Entries from a dataset

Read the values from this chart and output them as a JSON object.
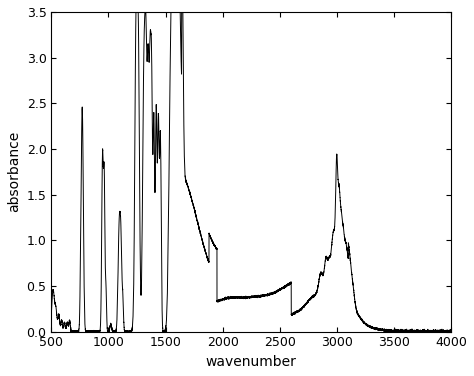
{
  "title": "",
  "xlabel": "wavenumber",
  "ylabel": "absorbance",
  "xlim": [
    500,
    4000
  ],
  "ylim": [
    0,
    3.5
  ],
  "xticks": [
    500,
    1000,
    1500,
    2000,
    2500,
    3000,
    3500,
    4000
  ],
  "yticks": [
    0,
    0.5,
    1.0,
    1.5,
    2.0,
    2.5,
    3.0,
    3.5
  ],
  "line_color": "#000000",
  "background_color": "#ffffff",
  "linewidth": 0.7
}
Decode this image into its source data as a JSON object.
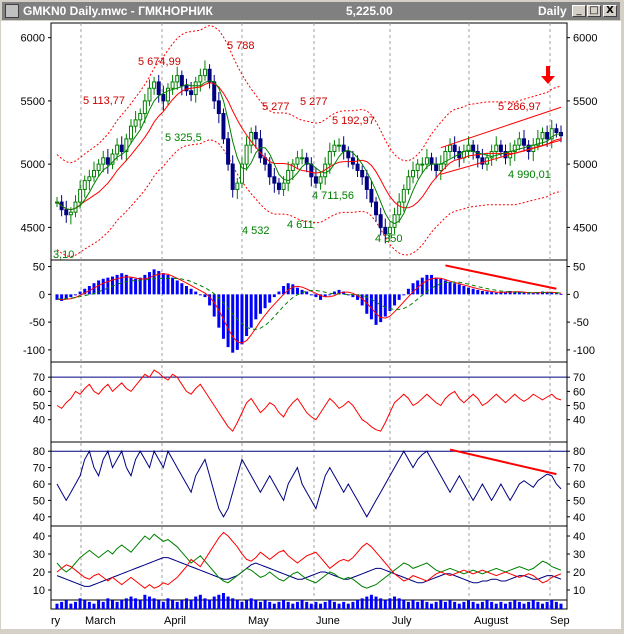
{
  "window": {
    "title": "GMKN0 Daily.mwc - ГМКНОРНИК",
    "price": "5,225.00",
    "period": "Daily",
    "buttons": {
      "minimize": "_",
      "maximize": "□",
      "close": "X"
    }
  },
  "colors": {
    "price_axis": "#000000",
    "candle_up": "#008000",
    "candle_down": "#000080",
    "ma_fast": "#008000",
    "ma_slow": "#ff0000",
    "envelope": "#ff0000",
    "annotation_red": "#cc0000",
    "annotation_green": "#008000",
    "trend_line": "#ff0000",
    "histogram": "#0000ff",
    "adx": "#000080",
    "di_plus": "#008000",
    "di_minus": "#ff0000"
  },
  "chart_data": [
    {
      "type": "candlestick",
      "panel": "price",
      "y_ticks": [
        "6000",
        "5500",
        "5000",
        "4500"
      ],
      "ylim": [
        4250,
        6100
      ],
      "x_tick_labels": [
        "ry",
        "March",
        "April",
        "May",
        "June",
        "July",
        "August",
        "Sep"
      ],
      "close": [
        4700,
        4640,
        4600,
        4620,
        4700,
        4800,
        4870,
        4900,
        4950,
        5000,
        5050,
        5000,
        5080,
        5150,
        5100,
        5200,
        5300,
        5350,
        5400,
        5500,
        5600,
        5650,
        5550,
        5500,
        5600,
        5650,
        5700,
        5620,
        5580,
        5550,
        5650,
        5700,
        5750,
        5650,
        5500,
        5400,
        5200,
        5000,
        4800,
        4850,
        5000,
        5150,
        5250,
        5200,
        5050,
        5000,
        4900,
        4850,
        4800,
        4850,
        4950,
        5000,
        5050,
        5050,
        5000,
        4900,
        4850,
        4900,
        5000,
        5100,
        5150,
        5150,
        5100,
        5050,
        5000,
        4950,
        4900,
        4800,
        4700,
        4600,
        4500,
        4450,
        4500,
        4600,
        4700,
        4800,
        4900,
        4950,
        5000,
        5000,
        5050,
        5000,
        4950,
        5000,
        5100,
        5150,
        5100,
        5050,
        5100,
        5150,
        5100,
        5050,
        5000,
        5050,
        5100,
        5150,
        5100,
        5050,
        5100,
        5150,
        5200,
        5150,
        5100,
        5150,
        5200,
        5250,
        5200,
        5280,
        5250,
        5225
      ],
      "annotations": [
        {
          "text": "5 674,99",
          "kind": "high"
        },
        {
          "text": "5 788",
          "kind": "high"
        },
        {
          "text": "5 113,77",
          "kind": "high"
        },
        {
          "text": "5 277",
          "kind": "high"
        },
        {
          "text": "5 277",
          "kind": "high"
        },
        {
          "text": "5 192,97",
          "kind": "high"
        },
        {
          "text": "5 286,97",
          "kind": "high"
        },
        {
          "text": "5 325,5",
          "kind": "low"
        },
        {
          "text": "4 711,56",
          "kind": "low"
        },
        {
          "text": "4 532",
          "kind": "low"
        },
        {
          "text": "4 611",
          "kind": "low"
        },
        {
          "text": "4 350",
          "kind": "low"
        },
        {
          "text": "4 990,01",
          "kind": "low"
        },
        {
          "text": "3,10",
          "kind": "low"
        }
      ]
    },
    {
      "type": "bar",
      "panel": "macd",
      "y_ticks": [
        "50",
        "0",
        "-50",
        "-100"
      ],
      "ylim": [
        -120,
        60
      ],
      "histogram": [
        -10,
        -12,
        -8,
        -5,
        0,
        5,
        10,
        15,
        20,
        25,
        28,
        30,
        32,
        35,
        38,
        35,
        30,
        28,
        30,
        35,
        40,
        45,
        42,
        38,
        35,
        30,
        25,
        20,
        15,
        10,
        5,
        0,
        -5,
        -20,
        -40,
        -60,
        -80,
        -95,
        -105,
        -100,
        -90,
        -75,
        -60,
        -45,
        -35,
        -25,
        -15,
        -5,
        5,
        15,
        20,
        18,
        12,
        8,
        5,
        0,
        -5,
        -10,
        -5,
        0,
        5,
        8,
        5,
        0,
        -5,
        -10,
        -20,
        -35,
        -45,
        -55,
        -50,
        -40,
        -30,
        -20,
        -10,
        0,
        10,
        20,
        25,
        30,
        35,
        35,
        30,
        28,
        25,
        22,
        20,
        18,
        15,
        12,
        10,
        8,
        6,
        5,
        4,
        3,
        4,
        5,
        6,
        5,
        4,
        3,
        2,
        3,
        4,
        5,
        4,
        3,
        2,
        1
      ]
    },
    {
      "type": "line",
      "panel": "oscillator",
      "y_ticks": [
        "70",
        "60",
        "50",
        "40"
      ],
      "ylim": [
        25,
        80
      ],
      "reference_line": 70,
      "values": [
        50,
        48,
        52,
        55,
        60,
        58,
        62,
        65,
        60,
        58,
        62,
        65,
        60,
        63,
        66,
        62,
        60,
        64,
        68,
        72,
        70,
        75,
        73,
        70,
        68,
        72,
        70,
        65,
        60,
        58,
        62,
        65,
        60,
        55,
        50,
        45,
        40,
        35,
        32,
        38,
        45,
        52,
        55,
        50,
        45,
        48,
        52,
        50,
        45,
        42,
        48,
        52,
        55,
        50,
        45,
        42,
        40,
        45,
        50,
        55,
        52,
        48,
        50,
        53,
        50,
        45,
        40,
        38,
        35,
        33,
        32,
        38,
        45,
        52,
        55,
        58,
        55,
        50,
        52,
        55,
        58,
        55,
        52,
        50,
        55,
        58,
        60,
        55,
        52,
        55,
        58,
        55,
        50,
        52,
        55,
        58,
        55,
        52,
        55,
        58,
        55,
        53,
        55,
        58,
        56,
        54,
        56,
        58,
        55,
        54
      ]
    },
    {
      "type": "line",
      "panel": "stochastic",
      "y_ticks": [
        "80",
        "70",
        "60",
        "50",
        "40"
      ],
      "ylim": [
        35,
        85
      ],
      "reference_line": 80,
      "values": [
        60,
        55,
        50,
        55,
        60,
        65,
        75,
        80,
        70,
        65,
        75,
        80,
        70,
        75,
        80,
        70,
        65,
        75,
        80,
        75,
        70,
        80,
        75,
        70,
        80,
        75,
        70,
        65,
        60,
        55,
        65,
        70,
        75,
        65,
        55,
        45,
        40,
        45,
        55,
        65,
        75,
        70,
        65,
        60,
        55,
        60,
        65,
        60,
        55,
        50,
        60,
        65,
        70,
        60,
        55,
        50,
        45,
        55,
        65,
        70,
        65,
        60,
        55,
        60,
        55,
        50,
        45,
        40,
        45,
        50,
        55,
        60,
        65,
        70,
        75,
        80,
        75,
        70,
        75,
        78,
        80,
        75,
        70,
        65,
        60,
        55,
        60,
        65,
        60,
        55,
        50,
        55,
        60,
        55,
        50,
        55,
        60,
        55,
        50,
        55,
        60,
        62,
        60,
        58,
        62,
        64,
        66,
        65,
        60,
        57
      ]
    },
    {
      "type": "line",
      "panel": "dmi",
      "y_ticks": [
        "40",
        "30",
        "20",
        "10"
      ],
      "ylim": [
        5,
        45
      ],
      "series": [
        {
          "values": [
            18,
            17,
            16,
            15,
            14,
            13,
            12,
            12,
            13,
            14,
            15,
            16,
            17,
            18,
            19,
            20,
            21,
            22,
            23,
            24,
            25,
            26,
            27,
            28,
            28,
            27,
            26,
            25,
            24,
            23,
            22,
            21,
            20,
            19,
            18,
            17,
            16,
            16,
            17,
            18,
            20,
            22,
            24,
            25,
            24,
            23,
            22,
            21,
            20,
            19,
            18,
            17,
            16,
            16,
            17,
            18,
            19,
            20,
            20,
            19,
            18,
            17,
            16,
            16,
            17,
            18,
            19,
            20,
            21,
            22,
            22,
            21,
            20,
            19,
            18,
            17,
            16,
            15,
            14,
            14,
            15,
            16,
            17,
            18,
            19,
            19,
            18,
            17,
            16,
            15,
            14,
            14,
            15,
            15,
            16,
            16,
            15,
            15,
            16,
            17,
            18,
            18,
            17,
            16,
            16,
            17,
            18,
            18,
            17,
            16
          ]
        },
        {
          "values": [
            25,
            22,
            20,
            22,
            25,
            28,
            30,
            32,
            30,
            28,
            30,
            32,
            30,
            33,
            35,
            33,
            31,
            34,
            37,
            40,
            38,
            41,
            39,
            37,
            38,
            36,
            34,
            31,
            28,
            25,
            27,
            29,
            26,
            23,
            20,
            17,
            15,
            14,
            16,
            18,
            20,
            22,
            21,
            19,
            17,
            18,
            20,
            18,
            16,
            15,
            17,
            19,
            20,
            18,
            16,
            15,
            14,
            16,
            18,
            20,
            19,
            17,
            16,
            17,
            16,
            14,
            12,
            11,
            12,
            13,
            15,
            17,
            19,
            21,
            23,
            25,
            24,
            22,
            23,
            24,
            25,
            23,
            21,
            20,
            21,
            22,
            21,
            20,
            19,
            20,
            21,
            20,
            19,
            20,
            21,
            22,
            21,
            20,
            21,
            22,
            23,
            22,
            21,
            22,
            24,
            26,
            25,
            23,
            22,
            21
          ]
        },
        {
          "values": [
            20,
            22,
            24,
            23,
            21,
            19,
            17,
            16,
            18,
            19,
            17,
            15,
            17,
            15,
            13,
            15,
            17,
            15,
            13,
            11,
            13,
            11,
            12,
            14,
            13,
            15,
            17,
            20,
            23,
            27,
            25,
            23,
            27,
            31,
            35,
            39,
            42,
            40,
            37,
            34,
            30,
            27,
            26,
            28,
            31,
            29,
            27,
            29,
            31,
            32,
            29,
            27,
            25,
            27,
            29,
            30,
            31,
            28,
            25,
            22,
            24,
            26,
            27,
            26,
            28,
            31,
            34,
            36,
            34,
            31,
            28,
            25,
            22,
            19,
            17,
            15,
            16,
            18,
            17,
            16,
            15,
            17,
            19,
            20,
            19,
            18,
            19,
            20,
            21,
            20,
            19,
            20,
            21,
            20,
            19,
            18,
            19,
            20,
            19,
            18,
            17,
            18,
            19,
            18,
            16,
            14,
            15,
            17,
            18,
            19
          ]
        }
      ]
    },
    {
      "type": "bar",
      "panel": "volume",
      "values": [
        3,
        4,
        5,
        3,
        4,
        6,
        5,
        4,
        3,
        5,
        4,
        6,
        5,
        4,
        5,
        6,
        7,
        6,
        5,
        8,
        7,
        6,
        5,
        4,
        6,
        5,
        4,
        5,
        6,
        5,
        7,
        8,
        6,
        5,
        7,
        8,
        9,
        7,
        6,
        5,
        4,
        5,
        6,
        5,
        4,
        5,
        4,
        3,
        4,
        5,
        4,
        3,
        4,
        5,
        4,
        3,
        4,
        3,
        4,
        5,
        4,
        3,
        4,
        3,
        4,
        5,
        6,
        7,
        8,
        7,
        6,
        5,
        6,
        7,
        6,
        5,
        4,
        5,
        4,
        5,
        4,
        3,
        4,
        5,
        4,
        5,
        4,
        3,
        4,
        5,
        4,
        3,
        4,
        5,
        4,
        3,
        4,
        3,
        4,
        5,
        4,
        3,
        4,
        5,
        4,
        3,
        4,
        5,
        4,
        3
      ]
    }
  ]
}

INSTRUCTIONS TO FOLLOW :: In the records above, find each line holding "Daily" and copy it.

FULL ANSWER ::
    "title": "GMKN0 Daily.mwc - ГМКНОРНИК",
    "period": "Daily",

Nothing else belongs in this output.